» STATED GOAL
Copy out each line of the material below that holds the string "ambiente".

** Start of TASK MATERIAL **

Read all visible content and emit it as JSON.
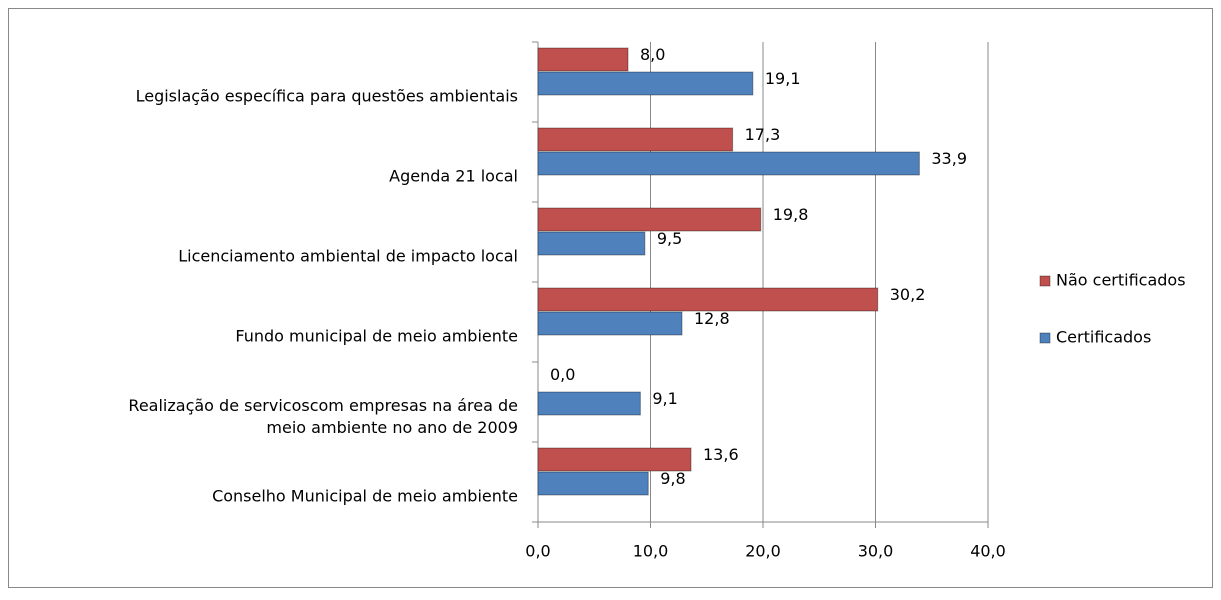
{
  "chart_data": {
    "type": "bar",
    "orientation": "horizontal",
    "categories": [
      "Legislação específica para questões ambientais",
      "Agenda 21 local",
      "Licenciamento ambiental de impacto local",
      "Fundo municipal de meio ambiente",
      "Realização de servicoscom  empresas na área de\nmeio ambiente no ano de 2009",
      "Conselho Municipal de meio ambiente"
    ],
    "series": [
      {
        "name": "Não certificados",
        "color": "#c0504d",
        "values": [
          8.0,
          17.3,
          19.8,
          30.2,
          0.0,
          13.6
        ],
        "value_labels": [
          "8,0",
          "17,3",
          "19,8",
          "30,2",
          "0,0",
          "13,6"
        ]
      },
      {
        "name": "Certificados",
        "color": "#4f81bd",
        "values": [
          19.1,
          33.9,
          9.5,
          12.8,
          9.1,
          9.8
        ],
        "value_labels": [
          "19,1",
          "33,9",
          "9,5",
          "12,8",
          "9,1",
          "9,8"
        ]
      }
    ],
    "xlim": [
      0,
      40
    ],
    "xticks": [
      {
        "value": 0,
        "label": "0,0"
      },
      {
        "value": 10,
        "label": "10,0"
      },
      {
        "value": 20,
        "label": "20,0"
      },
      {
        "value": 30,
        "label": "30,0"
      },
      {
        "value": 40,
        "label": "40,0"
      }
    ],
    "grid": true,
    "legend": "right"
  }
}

** End of TASK MATERIAL **

» RIGHT ANSWER
      "Fundo municipal de meio ambiente",
      "Realização de servicoscom  empresas na área de\nmeio ambiente no ano de 2009",
      "Conselho Municipal de meio ambiente"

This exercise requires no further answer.